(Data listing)

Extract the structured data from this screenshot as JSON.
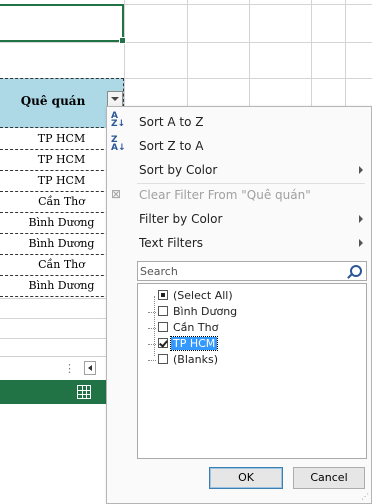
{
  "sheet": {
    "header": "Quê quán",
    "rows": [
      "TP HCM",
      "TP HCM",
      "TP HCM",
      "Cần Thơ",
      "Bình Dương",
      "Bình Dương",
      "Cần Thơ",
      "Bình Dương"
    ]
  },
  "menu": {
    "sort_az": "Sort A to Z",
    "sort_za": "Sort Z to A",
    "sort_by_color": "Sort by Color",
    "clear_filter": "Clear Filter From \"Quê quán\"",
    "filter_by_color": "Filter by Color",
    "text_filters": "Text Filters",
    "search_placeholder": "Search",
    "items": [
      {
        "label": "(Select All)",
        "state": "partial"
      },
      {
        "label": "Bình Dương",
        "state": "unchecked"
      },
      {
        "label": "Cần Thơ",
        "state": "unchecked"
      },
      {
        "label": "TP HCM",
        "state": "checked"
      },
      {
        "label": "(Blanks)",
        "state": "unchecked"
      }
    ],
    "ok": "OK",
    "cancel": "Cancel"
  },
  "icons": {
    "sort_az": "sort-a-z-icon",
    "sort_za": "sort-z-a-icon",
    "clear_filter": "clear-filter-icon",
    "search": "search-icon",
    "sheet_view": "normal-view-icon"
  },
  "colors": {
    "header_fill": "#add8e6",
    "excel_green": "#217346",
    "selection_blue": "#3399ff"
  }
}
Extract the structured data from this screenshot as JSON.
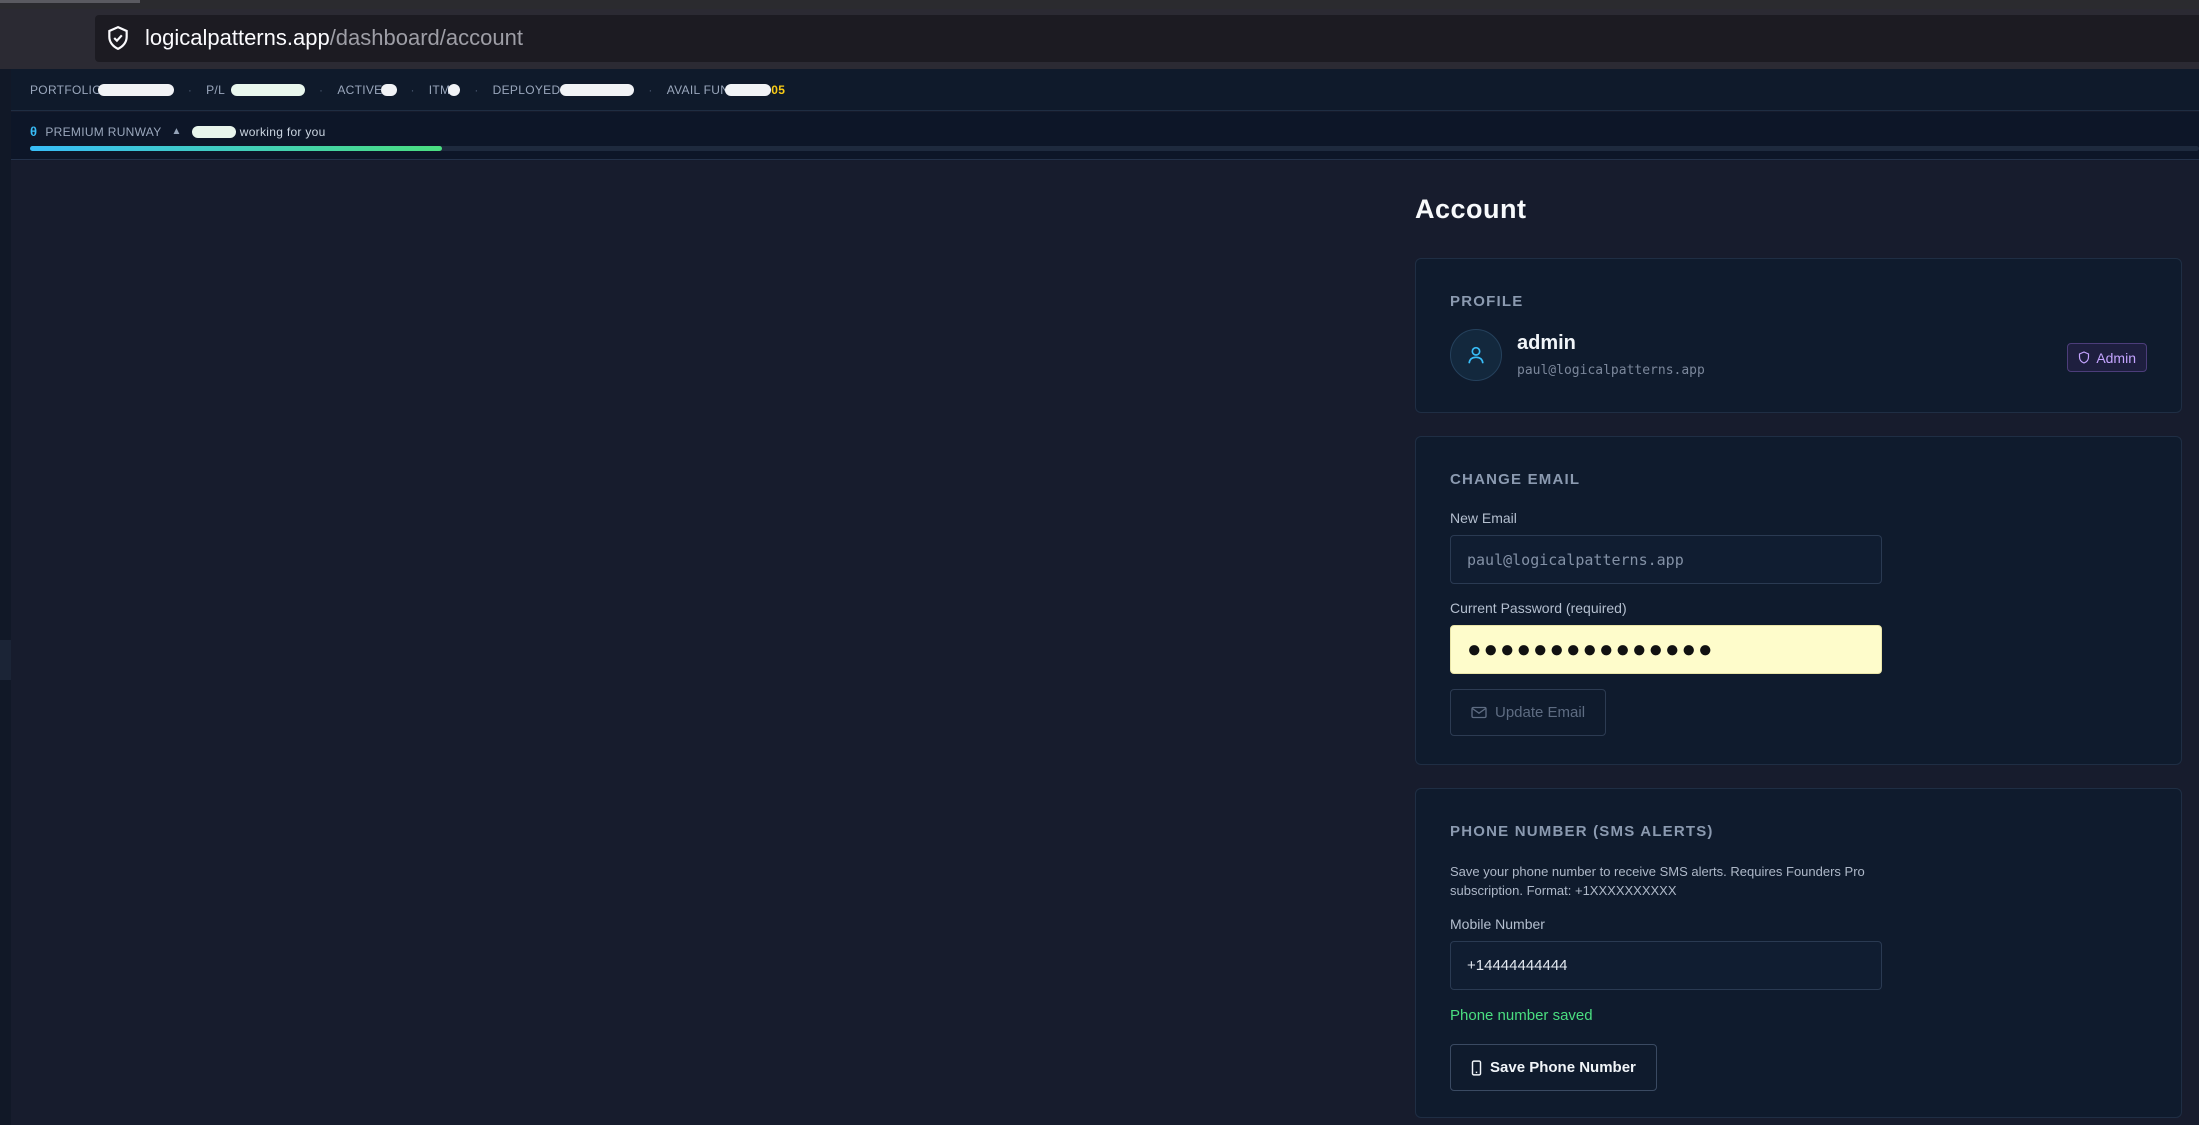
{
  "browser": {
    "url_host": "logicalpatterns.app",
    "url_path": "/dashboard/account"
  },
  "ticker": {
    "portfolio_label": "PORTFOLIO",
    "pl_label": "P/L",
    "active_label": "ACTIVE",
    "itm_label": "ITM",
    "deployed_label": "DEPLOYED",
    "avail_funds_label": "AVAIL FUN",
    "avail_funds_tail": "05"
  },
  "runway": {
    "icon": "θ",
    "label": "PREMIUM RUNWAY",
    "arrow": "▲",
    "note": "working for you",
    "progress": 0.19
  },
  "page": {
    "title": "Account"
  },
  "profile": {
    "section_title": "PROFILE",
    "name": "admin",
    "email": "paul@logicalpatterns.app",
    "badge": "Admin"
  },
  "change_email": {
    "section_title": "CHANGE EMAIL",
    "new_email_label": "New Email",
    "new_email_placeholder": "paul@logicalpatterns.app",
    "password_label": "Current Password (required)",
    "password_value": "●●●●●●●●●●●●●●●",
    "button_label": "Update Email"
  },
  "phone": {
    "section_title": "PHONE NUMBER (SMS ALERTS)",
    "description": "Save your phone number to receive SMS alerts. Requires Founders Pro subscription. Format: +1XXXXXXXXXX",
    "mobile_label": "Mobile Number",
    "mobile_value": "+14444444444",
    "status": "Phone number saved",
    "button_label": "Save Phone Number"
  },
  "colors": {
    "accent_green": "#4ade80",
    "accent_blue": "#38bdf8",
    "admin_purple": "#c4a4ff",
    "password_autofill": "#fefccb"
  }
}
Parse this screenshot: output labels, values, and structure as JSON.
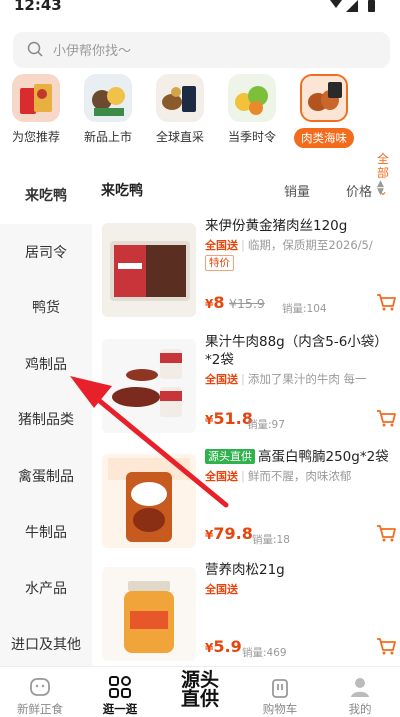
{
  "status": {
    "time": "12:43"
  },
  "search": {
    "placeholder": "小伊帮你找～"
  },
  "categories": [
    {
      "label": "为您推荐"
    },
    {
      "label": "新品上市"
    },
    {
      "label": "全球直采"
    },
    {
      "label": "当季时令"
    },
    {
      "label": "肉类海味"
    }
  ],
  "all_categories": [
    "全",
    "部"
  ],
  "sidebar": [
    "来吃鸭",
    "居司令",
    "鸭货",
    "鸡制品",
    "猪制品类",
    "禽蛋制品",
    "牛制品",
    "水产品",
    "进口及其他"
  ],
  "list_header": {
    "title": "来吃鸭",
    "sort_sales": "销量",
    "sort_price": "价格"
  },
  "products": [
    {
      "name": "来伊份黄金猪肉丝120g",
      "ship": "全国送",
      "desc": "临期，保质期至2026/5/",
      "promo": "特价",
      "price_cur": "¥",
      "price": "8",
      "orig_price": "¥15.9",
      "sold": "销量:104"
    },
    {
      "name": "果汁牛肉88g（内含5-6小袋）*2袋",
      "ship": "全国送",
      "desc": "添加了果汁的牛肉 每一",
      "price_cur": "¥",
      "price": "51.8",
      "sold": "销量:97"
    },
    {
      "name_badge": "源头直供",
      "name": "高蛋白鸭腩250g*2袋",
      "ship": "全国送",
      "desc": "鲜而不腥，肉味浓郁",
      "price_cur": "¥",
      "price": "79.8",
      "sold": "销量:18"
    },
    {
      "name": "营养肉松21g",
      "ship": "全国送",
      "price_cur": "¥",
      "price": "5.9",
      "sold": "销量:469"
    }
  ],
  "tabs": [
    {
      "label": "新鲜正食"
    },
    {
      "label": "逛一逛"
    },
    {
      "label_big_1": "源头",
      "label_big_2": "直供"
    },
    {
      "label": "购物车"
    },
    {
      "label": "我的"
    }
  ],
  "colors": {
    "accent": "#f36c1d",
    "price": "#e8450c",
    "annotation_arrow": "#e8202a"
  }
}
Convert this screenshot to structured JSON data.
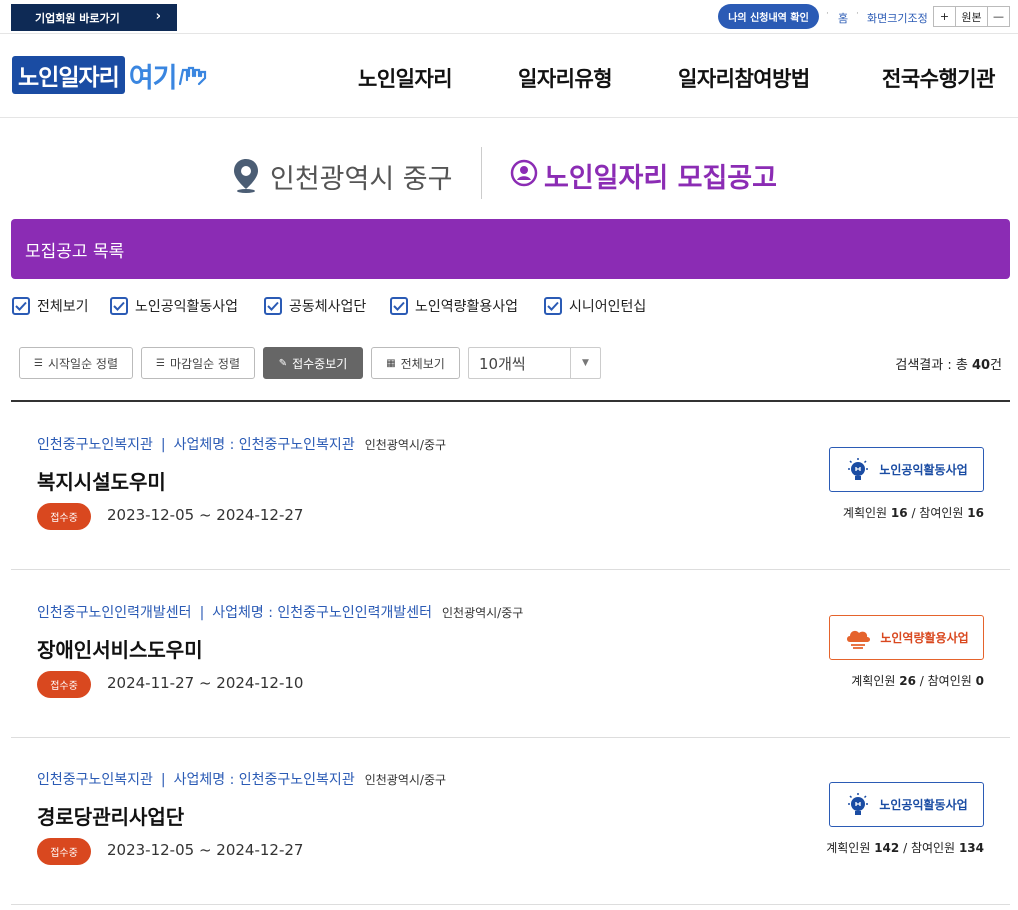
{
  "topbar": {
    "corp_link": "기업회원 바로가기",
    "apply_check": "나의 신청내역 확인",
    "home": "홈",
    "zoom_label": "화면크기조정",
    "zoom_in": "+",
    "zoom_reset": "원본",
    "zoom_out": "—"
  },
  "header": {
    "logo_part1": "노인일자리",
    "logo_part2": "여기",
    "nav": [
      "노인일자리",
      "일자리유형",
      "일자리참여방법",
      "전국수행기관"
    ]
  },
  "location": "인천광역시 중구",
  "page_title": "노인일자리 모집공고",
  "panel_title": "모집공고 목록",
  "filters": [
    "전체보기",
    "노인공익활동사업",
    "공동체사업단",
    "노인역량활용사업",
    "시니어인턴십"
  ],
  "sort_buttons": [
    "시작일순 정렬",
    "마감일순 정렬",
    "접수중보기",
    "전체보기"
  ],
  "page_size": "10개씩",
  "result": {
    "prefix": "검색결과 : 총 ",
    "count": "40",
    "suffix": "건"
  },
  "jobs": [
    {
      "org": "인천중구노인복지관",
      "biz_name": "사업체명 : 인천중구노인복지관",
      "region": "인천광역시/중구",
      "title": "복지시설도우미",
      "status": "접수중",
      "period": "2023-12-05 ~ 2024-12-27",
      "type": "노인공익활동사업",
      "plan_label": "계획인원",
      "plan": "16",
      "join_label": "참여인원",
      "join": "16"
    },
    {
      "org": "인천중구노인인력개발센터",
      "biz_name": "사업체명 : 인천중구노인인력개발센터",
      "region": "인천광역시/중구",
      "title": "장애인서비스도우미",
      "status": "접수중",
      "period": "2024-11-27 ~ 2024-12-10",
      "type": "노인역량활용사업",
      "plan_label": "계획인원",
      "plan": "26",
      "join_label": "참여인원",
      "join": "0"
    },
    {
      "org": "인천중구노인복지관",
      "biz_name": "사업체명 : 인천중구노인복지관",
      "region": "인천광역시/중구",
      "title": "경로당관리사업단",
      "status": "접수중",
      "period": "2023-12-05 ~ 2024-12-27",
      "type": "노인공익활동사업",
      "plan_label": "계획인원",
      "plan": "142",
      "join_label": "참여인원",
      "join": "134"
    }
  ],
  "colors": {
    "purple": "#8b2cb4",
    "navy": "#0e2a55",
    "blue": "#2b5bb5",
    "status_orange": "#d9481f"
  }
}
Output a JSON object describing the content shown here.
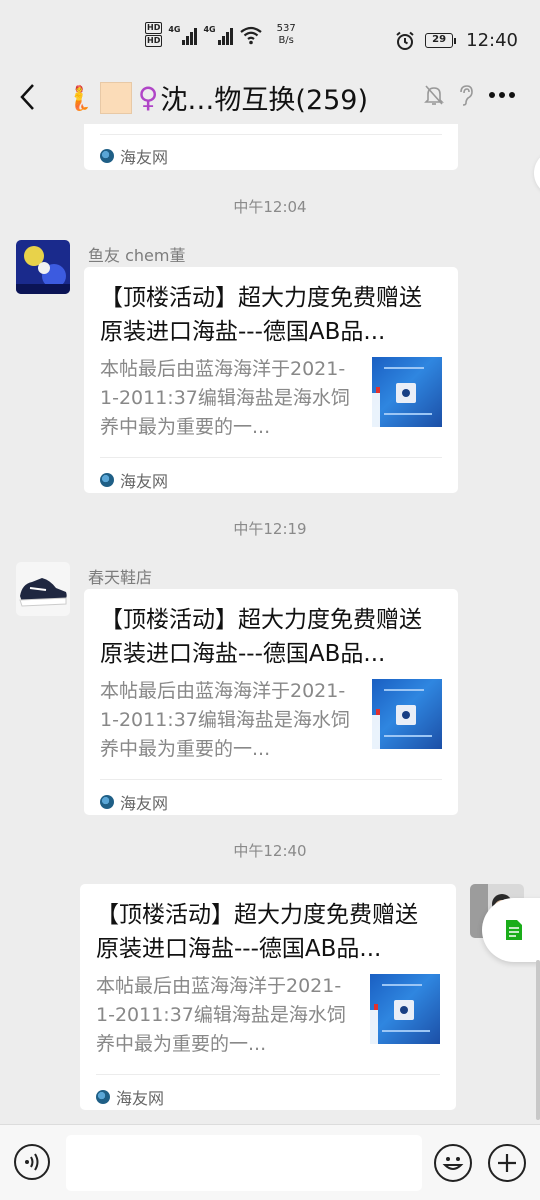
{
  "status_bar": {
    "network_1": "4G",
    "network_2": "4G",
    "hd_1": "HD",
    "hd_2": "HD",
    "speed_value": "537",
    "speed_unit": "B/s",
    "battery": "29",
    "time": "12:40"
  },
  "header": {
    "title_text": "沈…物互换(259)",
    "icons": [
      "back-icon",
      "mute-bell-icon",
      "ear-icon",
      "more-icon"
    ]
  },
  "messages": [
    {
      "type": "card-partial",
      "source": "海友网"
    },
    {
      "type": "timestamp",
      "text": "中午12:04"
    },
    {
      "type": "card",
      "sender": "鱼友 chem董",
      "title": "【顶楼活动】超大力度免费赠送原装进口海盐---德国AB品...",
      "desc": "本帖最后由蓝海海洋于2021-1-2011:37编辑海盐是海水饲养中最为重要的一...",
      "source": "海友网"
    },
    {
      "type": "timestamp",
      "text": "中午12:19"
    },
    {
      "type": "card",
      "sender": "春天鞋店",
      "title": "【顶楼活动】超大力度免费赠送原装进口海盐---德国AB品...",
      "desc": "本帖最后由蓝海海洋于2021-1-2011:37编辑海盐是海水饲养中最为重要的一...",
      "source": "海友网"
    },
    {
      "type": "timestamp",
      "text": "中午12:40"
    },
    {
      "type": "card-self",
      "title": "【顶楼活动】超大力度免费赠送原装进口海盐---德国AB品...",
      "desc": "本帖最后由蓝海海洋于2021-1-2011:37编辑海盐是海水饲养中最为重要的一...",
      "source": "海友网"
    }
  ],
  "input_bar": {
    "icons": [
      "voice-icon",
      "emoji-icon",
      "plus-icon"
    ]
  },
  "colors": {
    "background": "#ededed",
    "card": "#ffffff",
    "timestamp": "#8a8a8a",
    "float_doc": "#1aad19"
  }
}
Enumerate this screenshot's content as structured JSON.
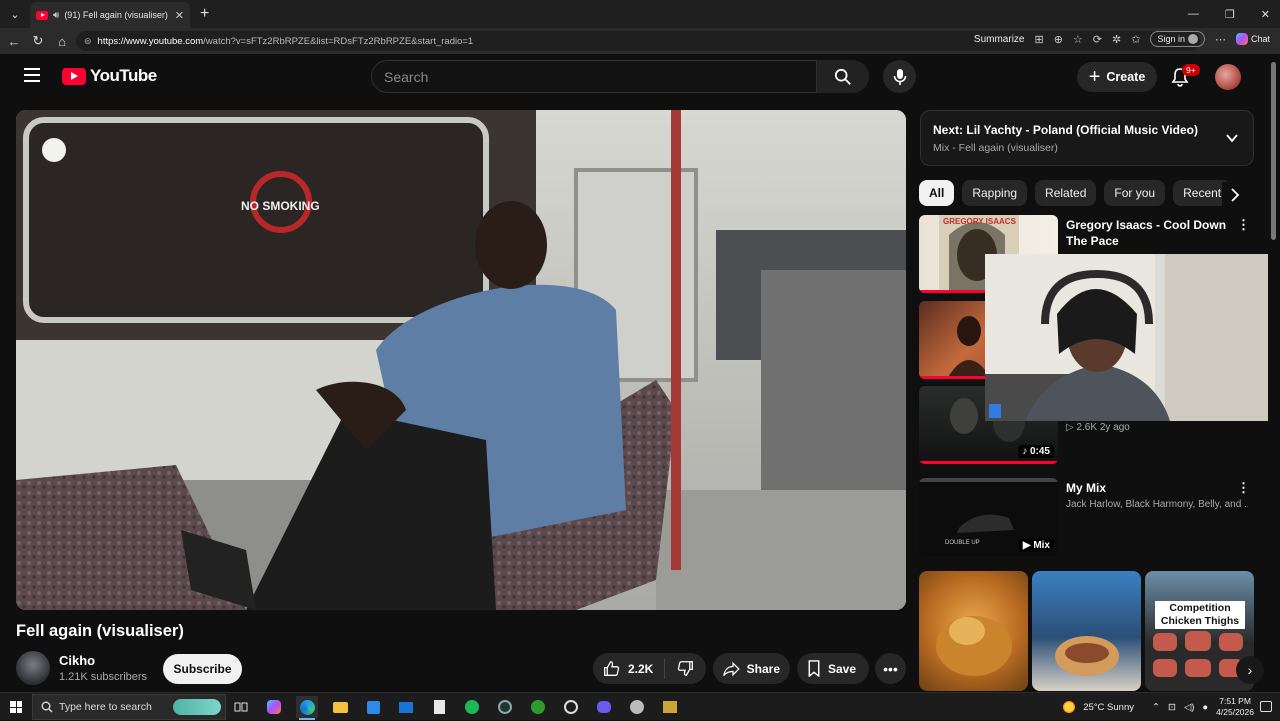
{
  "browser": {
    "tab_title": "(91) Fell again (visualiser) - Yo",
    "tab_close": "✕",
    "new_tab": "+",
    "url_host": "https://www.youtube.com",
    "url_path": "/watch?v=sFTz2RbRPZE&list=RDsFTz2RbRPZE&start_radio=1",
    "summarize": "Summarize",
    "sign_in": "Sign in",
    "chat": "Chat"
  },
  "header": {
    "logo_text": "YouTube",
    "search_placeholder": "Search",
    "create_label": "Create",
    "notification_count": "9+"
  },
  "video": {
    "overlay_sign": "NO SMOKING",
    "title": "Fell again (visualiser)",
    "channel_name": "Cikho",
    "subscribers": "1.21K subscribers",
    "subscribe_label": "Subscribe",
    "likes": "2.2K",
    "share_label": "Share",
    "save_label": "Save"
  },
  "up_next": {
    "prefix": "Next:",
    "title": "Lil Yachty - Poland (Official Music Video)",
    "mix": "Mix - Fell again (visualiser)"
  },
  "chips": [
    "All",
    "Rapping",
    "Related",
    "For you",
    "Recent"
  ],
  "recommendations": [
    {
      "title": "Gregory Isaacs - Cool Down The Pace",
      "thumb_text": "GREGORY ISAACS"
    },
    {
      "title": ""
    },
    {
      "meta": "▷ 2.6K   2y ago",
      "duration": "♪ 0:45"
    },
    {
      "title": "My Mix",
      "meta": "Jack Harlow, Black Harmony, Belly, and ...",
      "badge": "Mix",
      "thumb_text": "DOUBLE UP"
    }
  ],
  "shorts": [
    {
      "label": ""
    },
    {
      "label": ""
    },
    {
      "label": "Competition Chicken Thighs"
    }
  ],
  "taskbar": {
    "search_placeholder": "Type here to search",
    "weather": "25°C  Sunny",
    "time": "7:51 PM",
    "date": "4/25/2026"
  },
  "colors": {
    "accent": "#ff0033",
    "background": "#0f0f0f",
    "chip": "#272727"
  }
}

**WHAT TO WORK ON:**
Scan the records above for the string "visualiser", then select every line that holds it.

**OUTPUT:**
    "tab_title": "(91) Fell again (visualiser) - Yo",
    "title": "Fell again (visualiser)",
    "mix": "Mix - Fell again (visualiser)"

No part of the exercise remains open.